DESCRIPTION OF THE TASK: Scan the material below for the string "this", and copy every line where it shows up.

======== SUPPLIED RECORDS ========

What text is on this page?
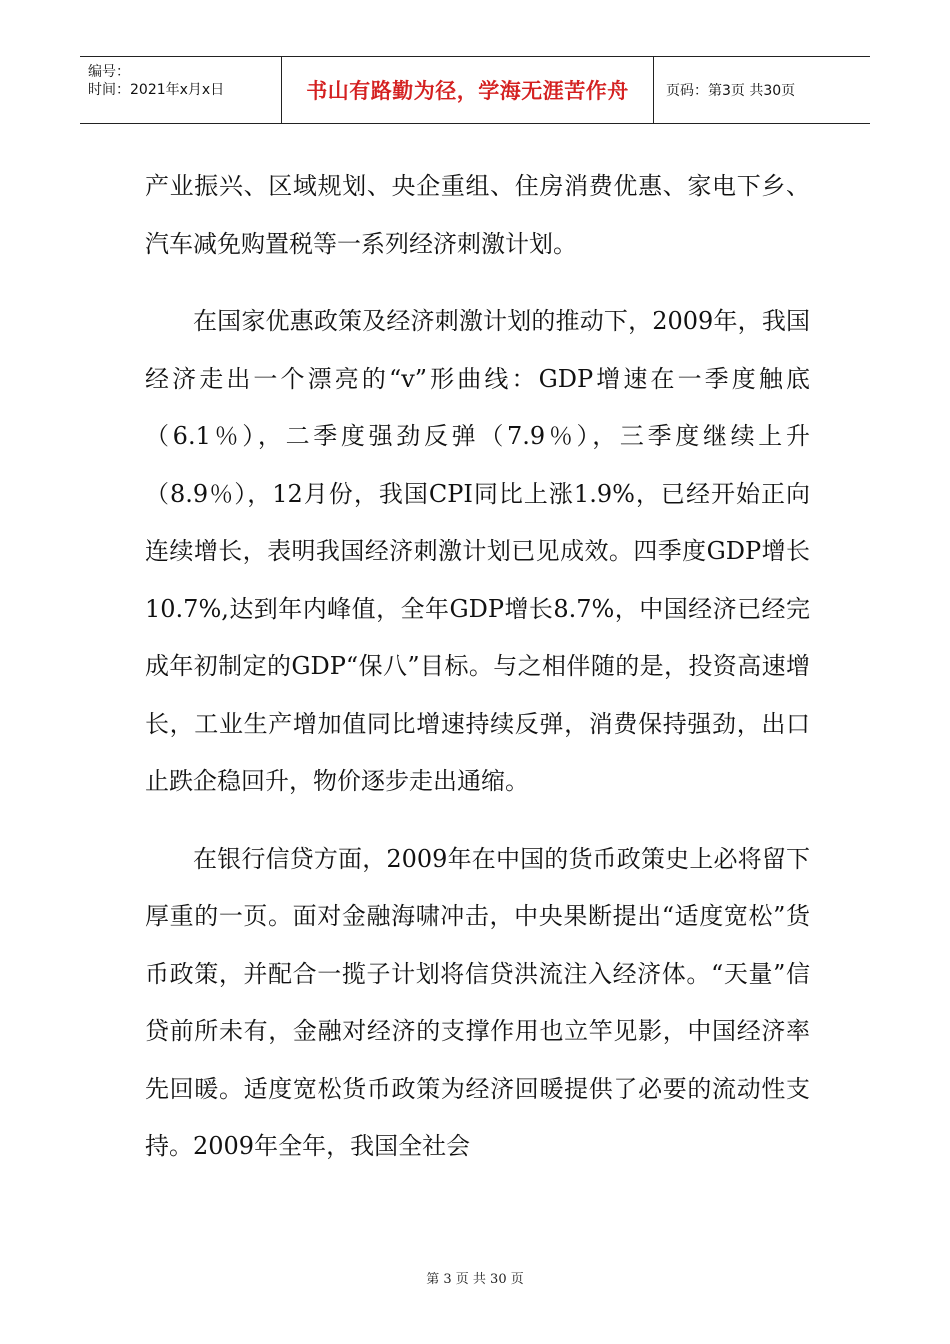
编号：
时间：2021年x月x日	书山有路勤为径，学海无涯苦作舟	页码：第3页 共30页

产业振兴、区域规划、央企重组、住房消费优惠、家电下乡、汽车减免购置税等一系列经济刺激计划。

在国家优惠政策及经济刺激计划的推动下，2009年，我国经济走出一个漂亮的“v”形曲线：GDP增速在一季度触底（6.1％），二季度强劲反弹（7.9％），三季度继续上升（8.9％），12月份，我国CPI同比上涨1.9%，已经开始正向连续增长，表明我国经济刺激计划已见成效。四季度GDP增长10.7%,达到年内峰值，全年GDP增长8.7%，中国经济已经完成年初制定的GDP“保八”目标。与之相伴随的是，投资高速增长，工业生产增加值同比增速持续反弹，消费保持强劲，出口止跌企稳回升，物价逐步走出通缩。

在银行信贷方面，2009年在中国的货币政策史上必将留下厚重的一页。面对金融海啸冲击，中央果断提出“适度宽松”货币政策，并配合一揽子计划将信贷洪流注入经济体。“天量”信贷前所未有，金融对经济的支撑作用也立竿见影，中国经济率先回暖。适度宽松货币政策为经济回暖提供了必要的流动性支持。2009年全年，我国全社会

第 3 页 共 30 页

========
======== SUPPLIED RECORDS ========

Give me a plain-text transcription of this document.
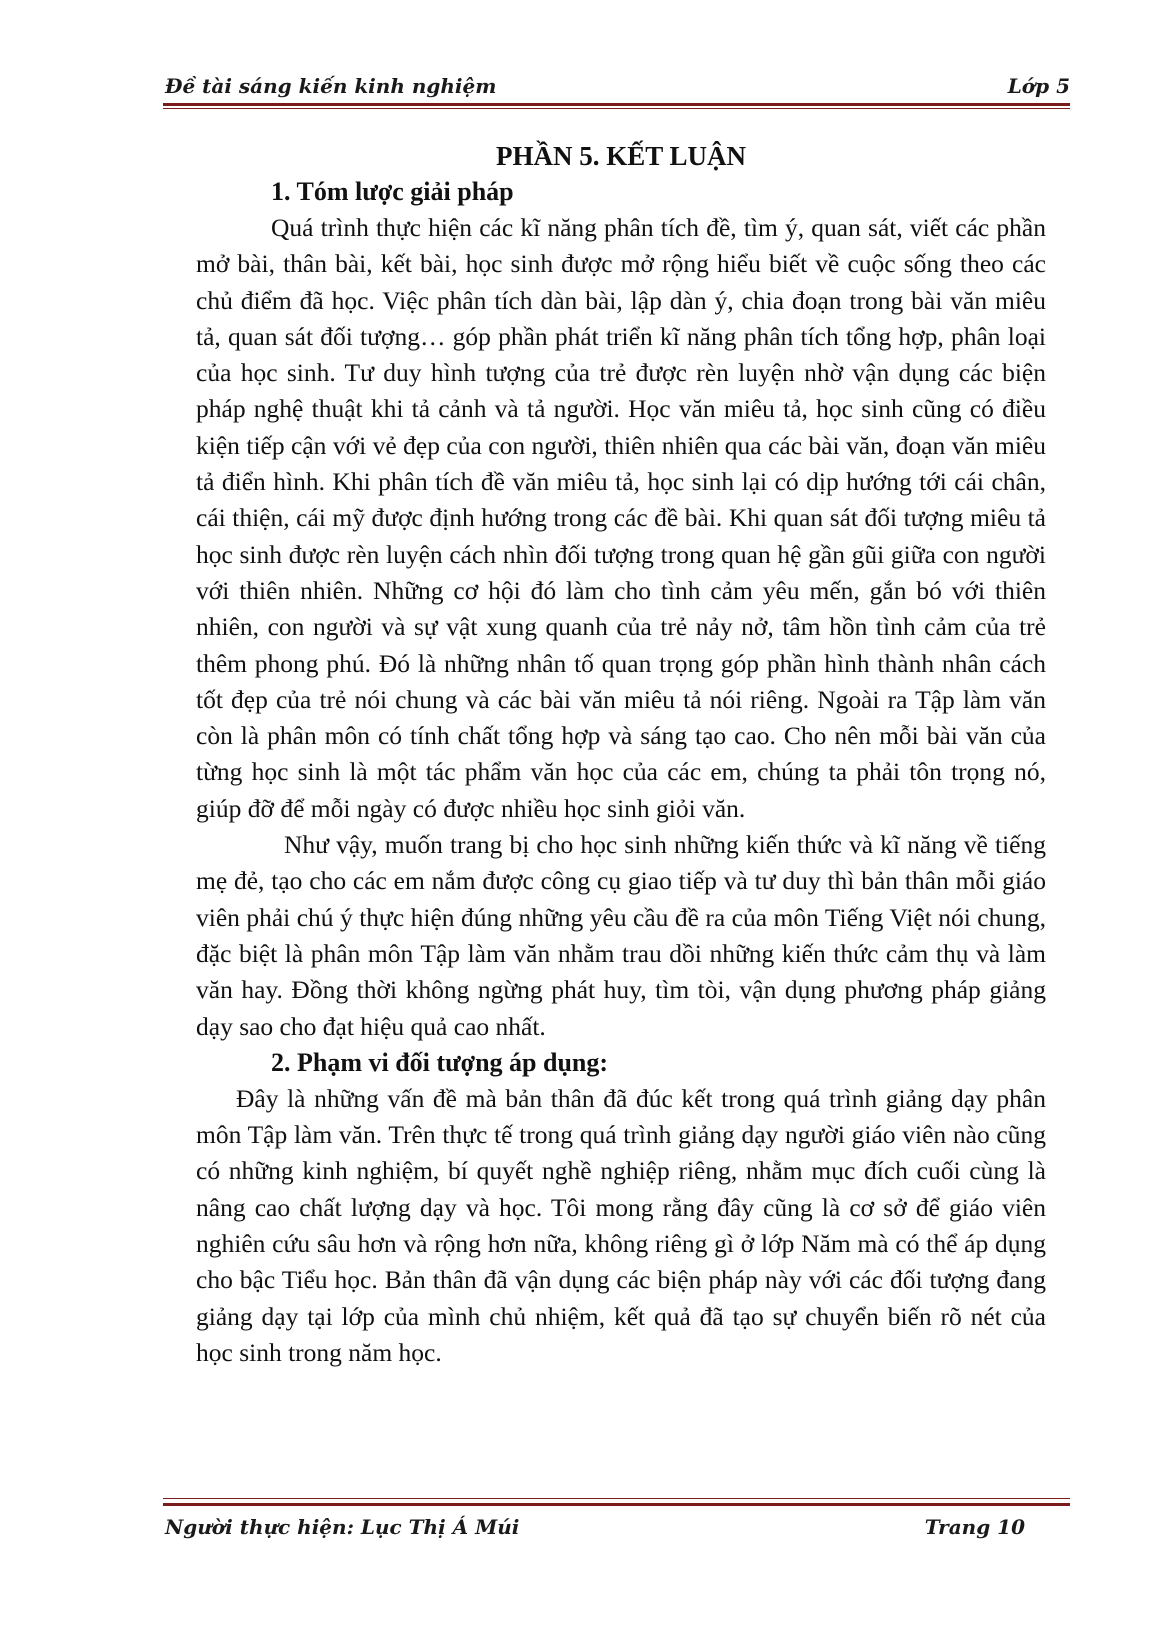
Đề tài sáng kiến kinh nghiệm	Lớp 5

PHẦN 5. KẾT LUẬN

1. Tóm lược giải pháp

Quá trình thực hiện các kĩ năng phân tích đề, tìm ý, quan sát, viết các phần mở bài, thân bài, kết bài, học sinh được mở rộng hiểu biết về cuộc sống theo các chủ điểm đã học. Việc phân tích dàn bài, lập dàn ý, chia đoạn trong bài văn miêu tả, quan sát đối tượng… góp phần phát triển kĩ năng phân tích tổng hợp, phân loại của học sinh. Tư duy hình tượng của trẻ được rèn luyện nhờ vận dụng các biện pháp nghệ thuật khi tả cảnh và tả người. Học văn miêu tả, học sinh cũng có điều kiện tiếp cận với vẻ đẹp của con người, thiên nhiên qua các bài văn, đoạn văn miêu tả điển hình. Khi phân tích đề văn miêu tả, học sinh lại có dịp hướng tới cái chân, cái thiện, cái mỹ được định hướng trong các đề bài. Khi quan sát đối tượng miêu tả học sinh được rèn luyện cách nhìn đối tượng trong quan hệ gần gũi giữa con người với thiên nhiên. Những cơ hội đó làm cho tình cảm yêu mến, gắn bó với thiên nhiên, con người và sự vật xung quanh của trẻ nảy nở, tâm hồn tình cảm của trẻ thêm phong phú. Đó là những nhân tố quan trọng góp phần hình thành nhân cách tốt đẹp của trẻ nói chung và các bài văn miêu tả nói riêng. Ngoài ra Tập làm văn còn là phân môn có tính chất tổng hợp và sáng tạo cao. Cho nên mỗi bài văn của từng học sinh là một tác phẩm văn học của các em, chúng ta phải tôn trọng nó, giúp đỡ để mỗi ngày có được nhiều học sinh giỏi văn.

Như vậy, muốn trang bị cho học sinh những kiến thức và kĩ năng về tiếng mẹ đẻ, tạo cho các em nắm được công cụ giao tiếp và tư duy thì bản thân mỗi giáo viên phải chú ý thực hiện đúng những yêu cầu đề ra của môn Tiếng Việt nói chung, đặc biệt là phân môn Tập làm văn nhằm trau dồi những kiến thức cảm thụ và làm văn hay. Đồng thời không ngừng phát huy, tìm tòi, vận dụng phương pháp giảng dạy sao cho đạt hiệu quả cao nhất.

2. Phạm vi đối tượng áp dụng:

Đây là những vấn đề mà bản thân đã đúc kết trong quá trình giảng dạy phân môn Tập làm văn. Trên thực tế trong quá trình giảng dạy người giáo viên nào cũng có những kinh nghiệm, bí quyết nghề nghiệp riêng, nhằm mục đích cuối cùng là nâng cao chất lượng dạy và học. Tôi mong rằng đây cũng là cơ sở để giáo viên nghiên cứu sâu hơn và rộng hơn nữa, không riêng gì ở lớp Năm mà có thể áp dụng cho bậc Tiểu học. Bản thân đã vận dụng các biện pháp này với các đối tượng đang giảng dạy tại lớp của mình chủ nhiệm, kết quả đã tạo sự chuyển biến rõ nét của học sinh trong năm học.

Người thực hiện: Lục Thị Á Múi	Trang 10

========
======== SUPPLIED RECORDS ========

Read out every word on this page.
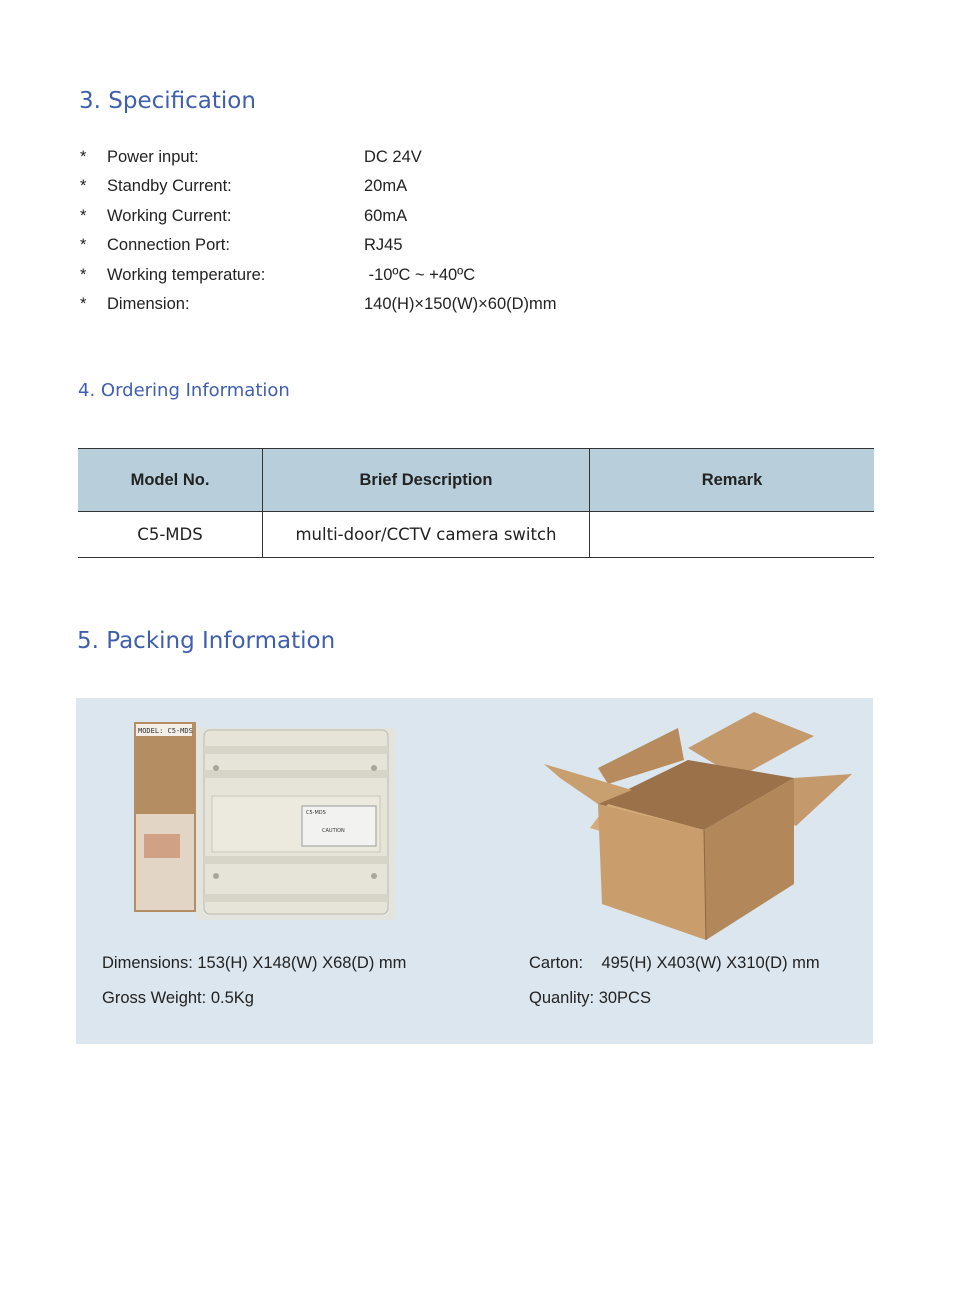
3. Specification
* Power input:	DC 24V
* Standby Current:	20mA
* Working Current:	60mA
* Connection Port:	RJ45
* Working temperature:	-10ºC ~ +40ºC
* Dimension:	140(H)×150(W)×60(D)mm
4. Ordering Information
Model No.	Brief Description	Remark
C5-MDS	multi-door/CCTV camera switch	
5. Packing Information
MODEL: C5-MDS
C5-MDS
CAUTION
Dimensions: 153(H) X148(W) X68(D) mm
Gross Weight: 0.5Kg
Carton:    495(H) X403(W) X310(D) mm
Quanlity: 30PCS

========

WRITTEN ANSWER:
What text is on this page?
Give me a plain-text transcription of this document.
Read out every word on this page.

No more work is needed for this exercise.